Material to process:
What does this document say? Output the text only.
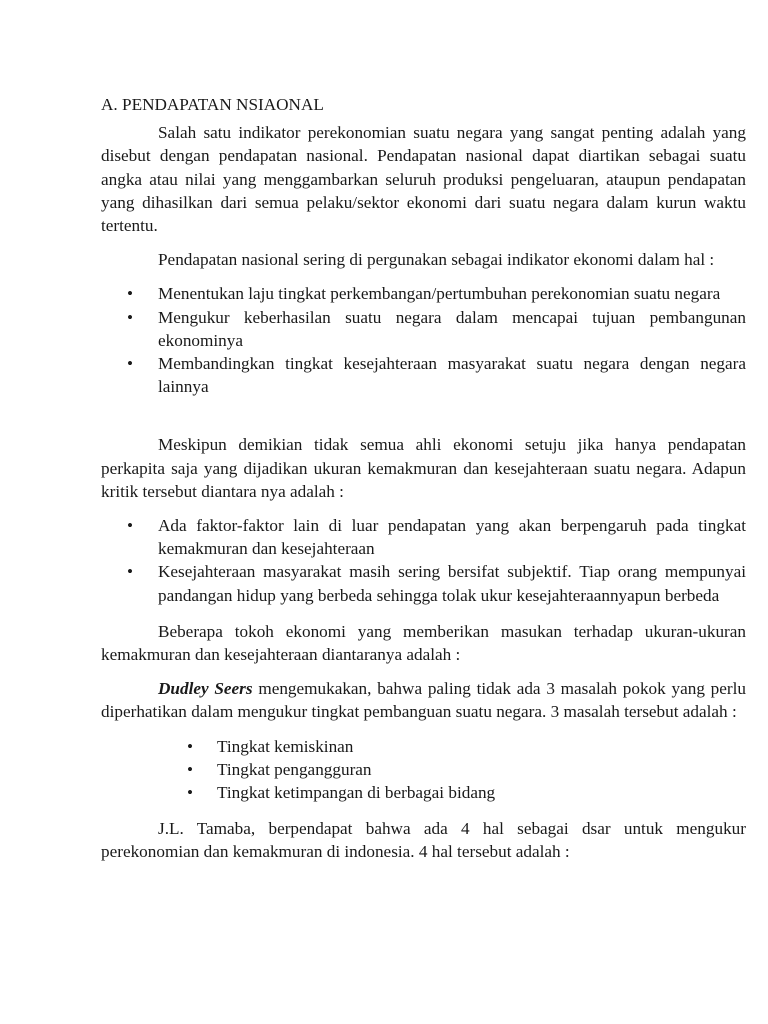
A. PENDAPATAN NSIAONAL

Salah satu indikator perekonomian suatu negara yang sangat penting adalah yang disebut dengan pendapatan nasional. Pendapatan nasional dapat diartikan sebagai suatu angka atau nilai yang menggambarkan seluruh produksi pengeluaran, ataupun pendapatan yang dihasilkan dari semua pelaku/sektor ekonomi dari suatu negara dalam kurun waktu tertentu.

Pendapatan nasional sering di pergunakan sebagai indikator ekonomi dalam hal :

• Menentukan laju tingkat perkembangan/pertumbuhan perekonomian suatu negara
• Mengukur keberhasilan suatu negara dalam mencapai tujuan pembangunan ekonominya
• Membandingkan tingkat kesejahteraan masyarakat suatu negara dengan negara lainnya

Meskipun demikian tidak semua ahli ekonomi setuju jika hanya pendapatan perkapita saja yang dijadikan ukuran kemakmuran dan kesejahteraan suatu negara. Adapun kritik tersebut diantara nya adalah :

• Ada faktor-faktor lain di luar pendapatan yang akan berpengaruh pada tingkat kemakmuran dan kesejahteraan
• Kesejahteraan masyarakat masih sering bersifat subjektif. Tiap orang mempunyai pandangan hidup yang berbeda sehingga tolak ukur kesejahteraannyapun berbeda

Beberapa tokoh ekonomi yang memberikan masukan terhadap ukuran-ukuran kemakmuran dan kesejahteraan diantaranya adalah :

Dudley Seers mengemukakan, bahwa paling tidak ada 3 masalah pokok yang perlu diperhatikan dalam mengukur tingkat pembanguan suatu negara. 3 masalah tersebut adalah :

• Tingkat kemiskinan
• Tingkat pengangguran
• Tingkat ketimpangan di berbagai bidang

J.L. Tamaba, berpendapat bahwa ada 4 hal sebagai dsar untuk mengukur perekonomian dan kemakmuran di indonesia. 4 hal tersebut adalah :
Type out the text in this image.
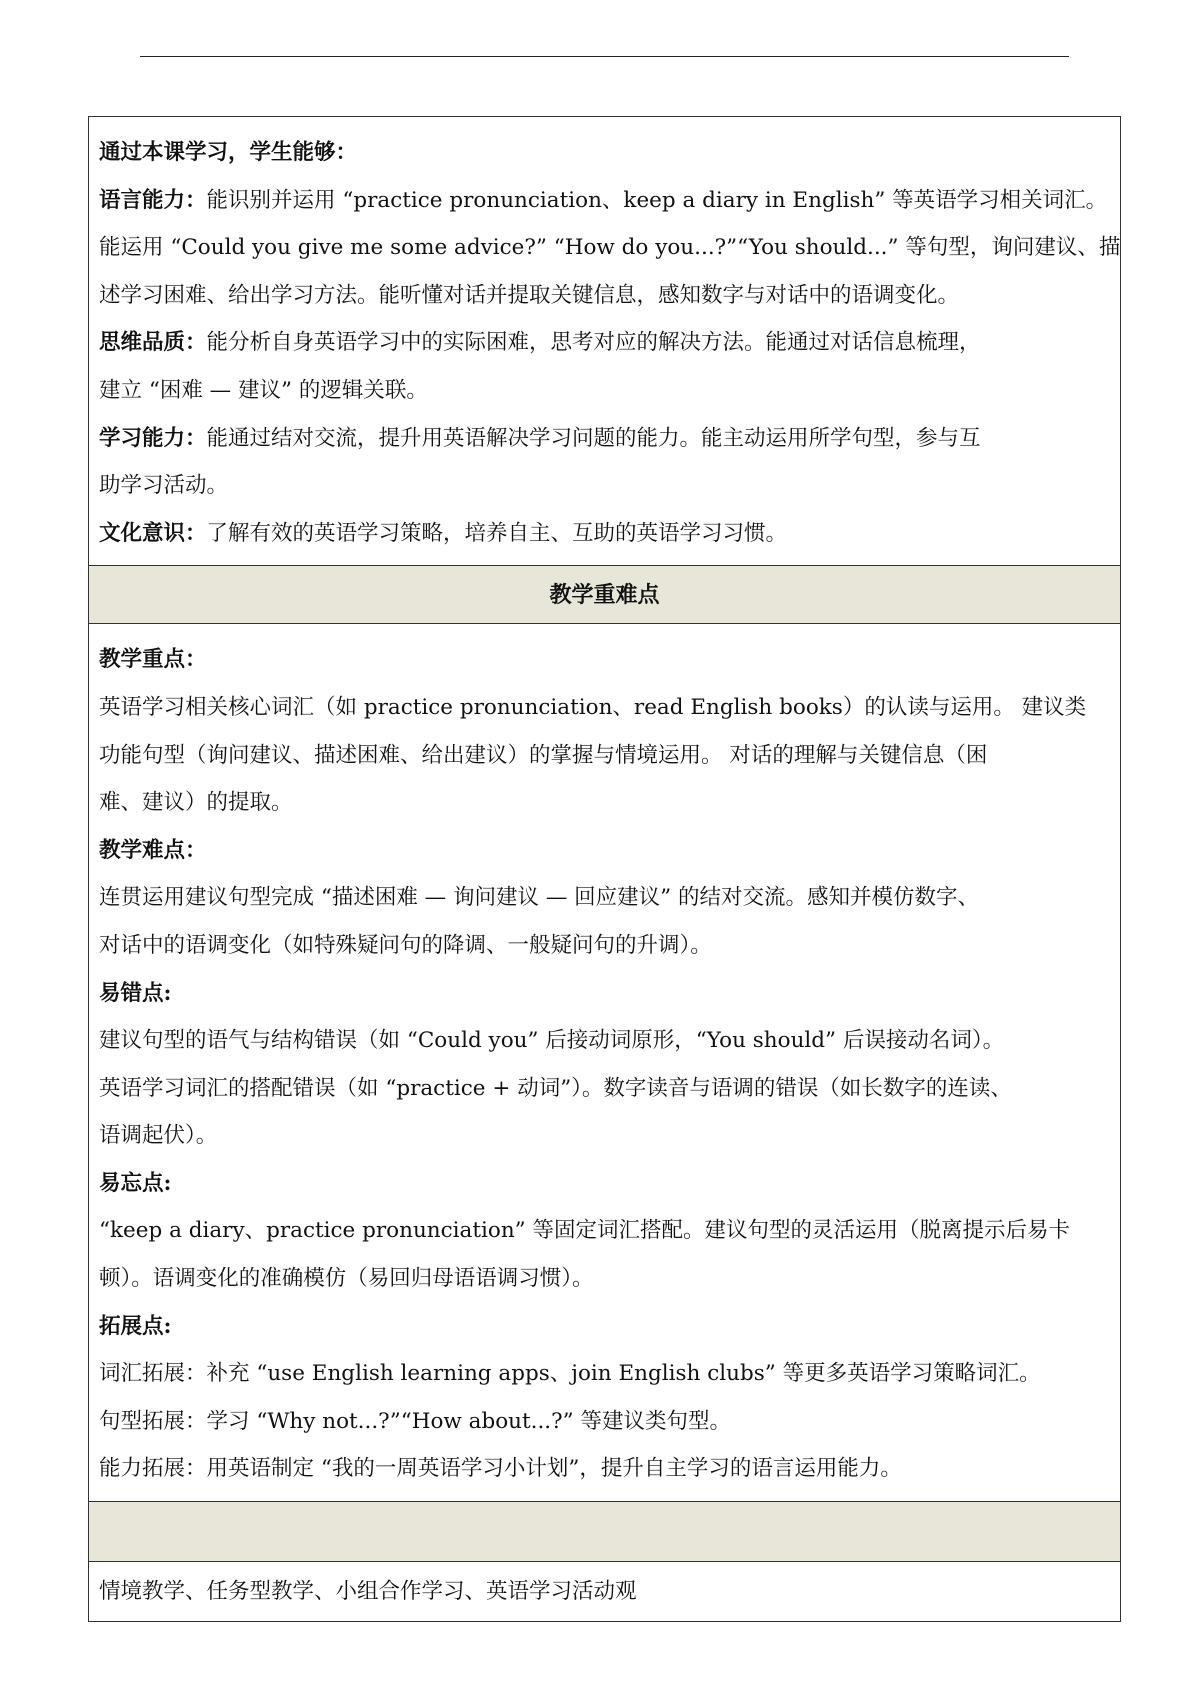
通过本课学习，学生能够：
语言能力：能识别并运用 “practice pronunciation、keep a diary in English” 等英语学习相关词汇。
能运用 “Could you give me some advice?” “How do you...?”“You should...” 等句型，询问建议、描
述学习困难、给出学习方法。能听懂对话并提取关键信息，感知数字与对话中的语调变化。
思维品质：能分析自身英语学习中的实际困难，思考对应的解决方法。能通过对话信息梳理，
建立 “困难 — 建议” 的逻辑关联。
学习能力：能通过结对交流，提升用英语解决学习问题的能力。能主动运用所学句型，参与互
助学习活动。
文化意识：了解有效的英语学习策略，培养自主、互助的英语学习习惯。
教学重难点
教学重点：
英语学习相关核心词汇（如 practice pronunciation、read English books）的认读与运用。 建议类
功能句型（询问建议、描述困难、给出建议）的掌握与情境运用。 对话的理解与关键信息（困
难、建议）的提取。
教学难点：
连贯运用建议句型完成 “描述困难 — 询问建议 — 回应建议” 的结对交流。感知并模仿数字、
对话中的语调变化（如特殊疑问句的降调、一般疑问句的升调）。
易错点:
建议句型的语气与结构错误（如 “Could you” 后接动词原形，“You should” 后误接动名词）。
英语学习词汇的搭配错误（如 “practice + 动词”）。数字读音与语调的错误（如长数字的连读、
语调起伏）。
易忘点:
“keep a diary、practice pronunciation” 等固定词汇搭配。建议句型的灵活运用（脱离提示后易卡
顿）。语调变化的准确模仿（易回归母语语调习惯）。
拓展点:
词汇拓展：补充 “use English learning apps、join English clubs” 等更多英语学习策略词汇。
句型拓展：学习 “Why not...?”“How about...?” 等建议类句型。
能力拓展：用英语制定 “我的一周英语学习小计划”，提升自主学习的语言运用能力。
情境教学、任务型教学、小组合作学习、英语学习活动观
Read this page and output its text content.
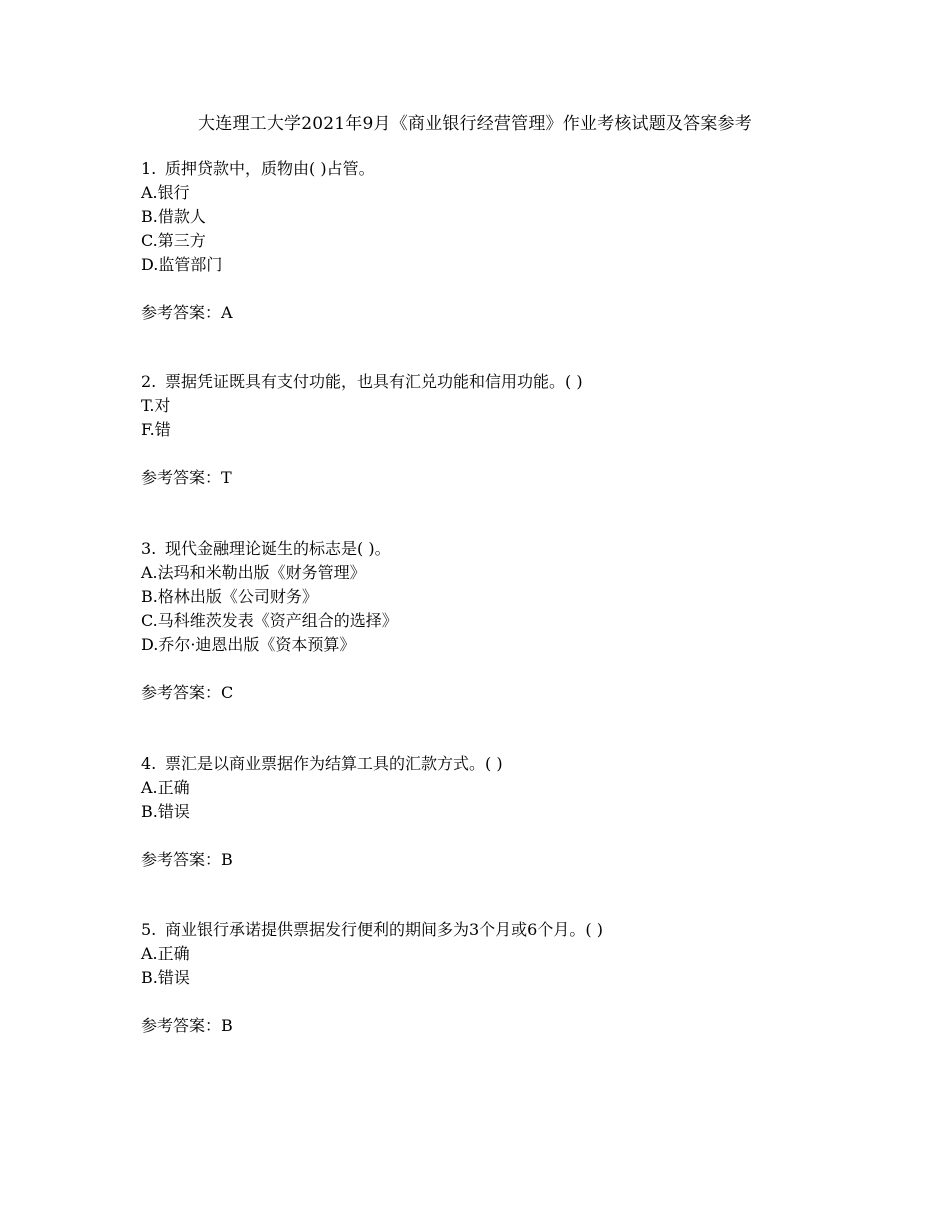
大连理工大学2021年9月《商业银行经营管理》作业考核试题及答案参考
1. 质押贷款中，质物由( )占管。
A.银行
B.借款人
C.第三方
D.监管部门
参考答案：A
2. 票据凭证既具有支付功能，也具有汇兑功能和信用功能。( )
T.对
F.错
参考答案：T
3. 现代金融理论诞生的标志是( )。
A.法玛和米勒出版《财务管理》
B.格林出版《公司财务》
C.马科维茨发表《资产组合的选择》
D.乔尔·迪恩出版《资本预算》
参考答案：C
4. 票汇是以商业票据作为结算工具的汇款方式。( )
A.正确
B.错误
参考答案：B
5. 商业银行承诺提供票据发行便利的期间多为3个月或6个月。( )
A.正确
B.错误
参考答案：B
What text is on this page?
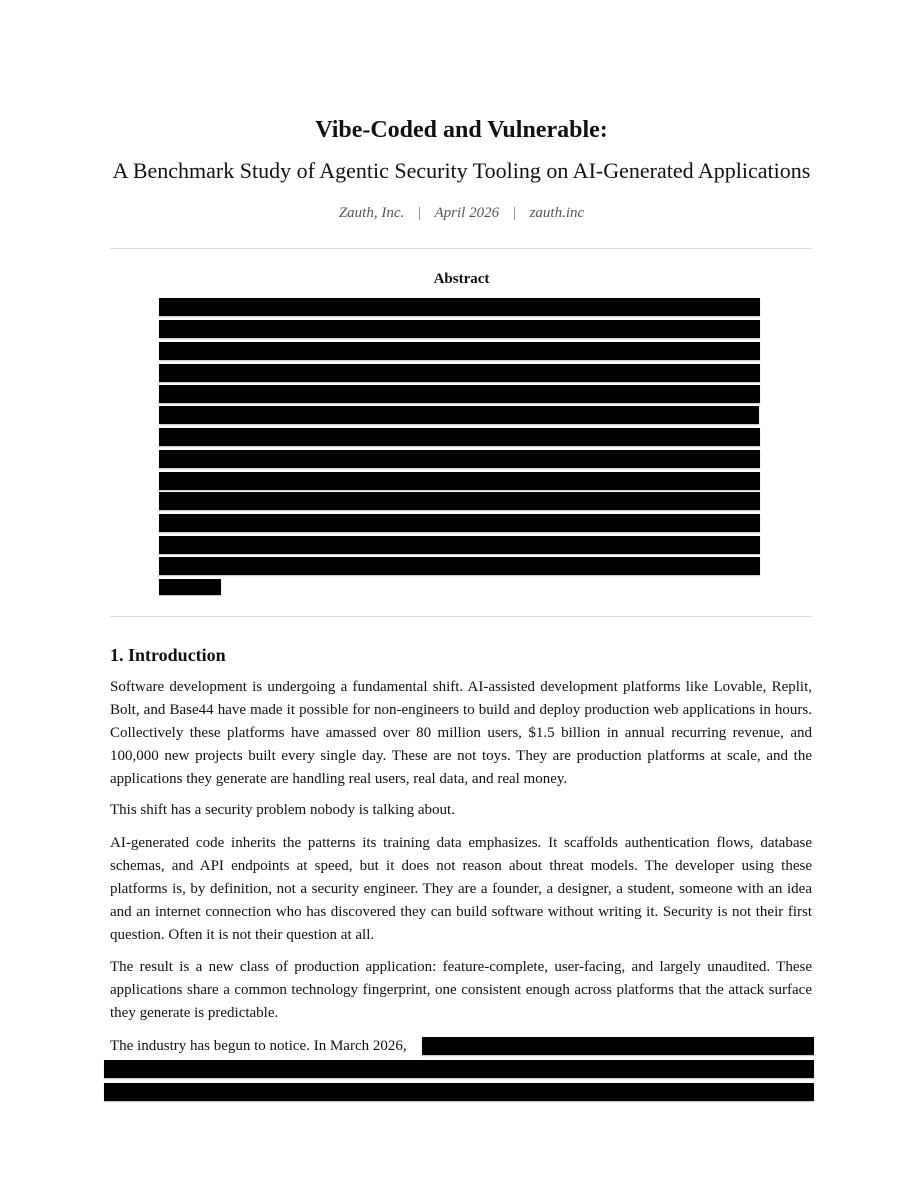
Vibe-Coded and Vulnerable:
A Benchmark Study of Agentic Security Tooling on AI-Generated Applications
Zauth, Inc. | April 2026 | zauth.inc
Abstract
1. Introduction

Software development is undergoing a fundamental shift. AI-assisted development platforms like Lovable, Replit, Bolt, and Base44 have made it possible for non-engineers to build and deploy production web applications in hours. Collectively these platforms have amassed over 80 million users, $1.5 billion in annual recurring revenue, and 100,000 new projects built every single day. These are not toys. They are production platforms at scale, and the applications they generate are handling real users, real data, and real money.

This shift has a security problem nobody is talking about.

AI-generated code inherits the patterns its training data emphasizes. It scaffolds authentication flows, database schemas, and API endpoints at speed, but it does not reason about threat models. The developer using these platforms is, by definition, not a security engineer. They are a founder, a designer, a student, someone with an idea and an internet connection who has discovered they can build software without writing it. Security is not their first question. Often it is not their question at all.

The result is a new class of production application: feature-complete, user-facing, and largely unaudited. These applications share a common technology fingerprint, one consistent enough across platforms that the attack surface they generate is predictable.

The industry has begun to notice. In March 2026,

Exercise prompt:
Quote every record above exactly, leaving out any pictures.

Exercise solution:
What does this document say? Output the text only.
A. PENDAPATAN NSIAONAL

Salah satu indikator perekonomian suatu negara yang sangat penting adalah yang disebut dengan pendapatan nasional. Pendapatan nasional dapat diartikan sebagai suatu angka atau nilai yang menggambarkan seluruh produksi pengeluaran, ataupun pendapatan yang dihasilkan dari semua pelaku/sektor ekonomi dari suatu negara dalam kurun waktu tertentu.

Pendapatan nasional sering di pergunakan sebagai indikator ekonomi dalam hal :

• Menentukan laju tingkat perkembangan/pertumbuhan perekonomian suatu negara
• Mengukur keberhasilan suatu negara dalam mencapai tujuan pembangunan ekonominya
• Membandingkan tingkat kesejahteraan masyarakat suatu negara dengan negara lainnya

Meskipun demikian tidak semua ahli ekonomi setuju jika hanya pendapatan perkapita saja yang dijadikan ukuran kemakmuran dan kesejahteraan suatu negara. Adapun kritik tersebut diantara nya adalah :

• Ada faktor-faktor lain di luar pendapatan yang akan berpengaruh pada tingkat kemakmuran dan kesejahteraan
• Kesejahteraan masyarakat masih sering bersifat subjektif. Tiap orang mempunyai pandangan hidup yang berbeda sehingga tolak ukur kesejahteraannyapun berbeda

Beberapa tokoh ekonomi yang memberikan masukan terhadap ukuran-ukuran kemakmuran dan kesejahteraan diantaranya adalah :

Dudley Seers mengemukakan, bahwa paling tidak ada 3 masalah pokok yang perlu diperhatikan dalam mengukur tingkat pembanguan suatu negara. 3 masalah tersebut adalah :

• Tingkat kemiskinan
• Tingkat pengangguran
• Tingkat ketimpangan di berbagai bidang

J.L. Tamaba, berpendapat bahwa ada 4 hal sebagai dsar untuk mengukur perekonomian dan kemakmuran di indonesia. 4 hal tersebut adalah :
Type out the text in this image.
通过本课学习，学生能够：
语言能力：能识别并运用 “practice pronunciation、keep a diary in English” 等英语学习相关词汇。
能运用 “Could you give me some advice?” “How do you...?”“You should...” 等句型，询问建议、描
述学习困难、给出学习方法。能听懂对话并提取关键信息，感知数字与对话中的语调变化。
思维品质：能分析自身英语学习中的实际困难，思考对应的解决方法。能通过对话信息梳理，
建立 “困难 — 建议” 的逻辑关联。
学习能力：能通过结对交流，提升用英语解决学习问题的能力。能主动运用所学句型，参与互
助学习活动。
文化意识：了解有效的英语学习策略，培养自主、互助的英语学习习惯。
教学重难点
教学重点：
英语学习相关核心词汇（如 practice pronunciation、read English books）的认读与运用。 建议类
功能句型（询问建议、描述困难、给出建议）的掌握与情境运用。 对话的理解与关键信息（困
难、建议）的提取。
教学难点：
连贯运用建议句型完成 “描述困难 — 询问建议 — 回应建议” 的结对交流。感知并模仿数字、
对话中的语调变化（如特殊疑问句的降调、一般疑问句的升调）。
易错点:
建议句型的语气与结构错误（如 “Could you” 后接动词原形，“You should” 后误接动名词）。
英语学习词汇的搭配错误（如 “practice + 动词”）。数字读音与语调的错误（如长数字的连读、
语调起伏）。
易忘点:
“keep a diary、practice pronunciation” 等固定词汇搭配。建议句型的灵活运用（脱离提示后易卡
顿）。语调变化的准确模仿（易回归母语语调习惯）。
拓展点:
词汇拓展：补充 “use English learning apps、join English clubs” 等更多英语学习策略词汇。
句型拓展：学习 “Why not...?”“How about...?” 等建议类句型。
能力拓展：用英语制定 “我的一周英语学习小计划”，提升自主学习的语言运用能力。
情境教学、任务型教学、小组合作学习、英语学习活动观
Read this page and output its text content.
大连理工大学2021年9月《商业银行经营管理》作业考核试题及答案参考
1. 质押贷款中，质物由( )占管。
A.银行
B.借款人
C.第三方
D.监管部门
参考答案：A
2. 票据凭证既具有支付功能，也具有汇兑功能和信用功能。( )
T.对
F.错
参考答案：T
3. 现代金融理论诞生的标志是( )。
A.法玛和米勒出版《财务管理》
B.格林出版《公司财务》
C.马科维茨发表《资产组合的选择》
D.乔尔·迪恩出版《资本预算》
参考答案：C
4. 票汇是以商业票据作为结算工具的汇款方式。( )
A.正确
B.错误
参考答案：B
5. 商业银行承诺提供票据发行便利的期间多为3个月或6个月。( )
A.正确
B.错误
参考答案：B
What text is on this page?
Vibe-Coded and Vulnerable:
A Benchmark Study of Agentic Security Tooling on AI-Generated Applications
Zauth, Inc. | April 2026 | zauth.inc
Abstract
1. Introduction

Software development is undergoing a fundamental shift. AI-assisted development platforms like Lovable, Replit, Bolt, and Base44 have made it possible for non-engineers to build and deploy production web applications in hours. Collectively these platforms have amassed over 80 million users, $1.5 billion in annual recurring revenue, and 100,000 new projects built every single day. These are not toys. They are production platforms at scale, and the applications they generate are handling real users, real data, and real money.

This shift has a security problem nobody is talking about.

AI-generated code inherits the patterns its training data emphasizes. It scaffolds authentication flows, database schemas, and API endpoints at speed, but it does not reason about threat models. The developer using these platforms is, by definition, not a security engineer. They are a founder, a designer, a student, someone with an idea and an internet connection who has discovered they can build software without writing it. Security is not their first question. Often it is not their question at all.

The result is a new class of production application: feature-complete, user-facing, and largely unaudited. These applications share a common technology fingerprint, one consistent enough across platforms that the attack surface they generate is predictable.

The industry has begun to notice. In March 2026,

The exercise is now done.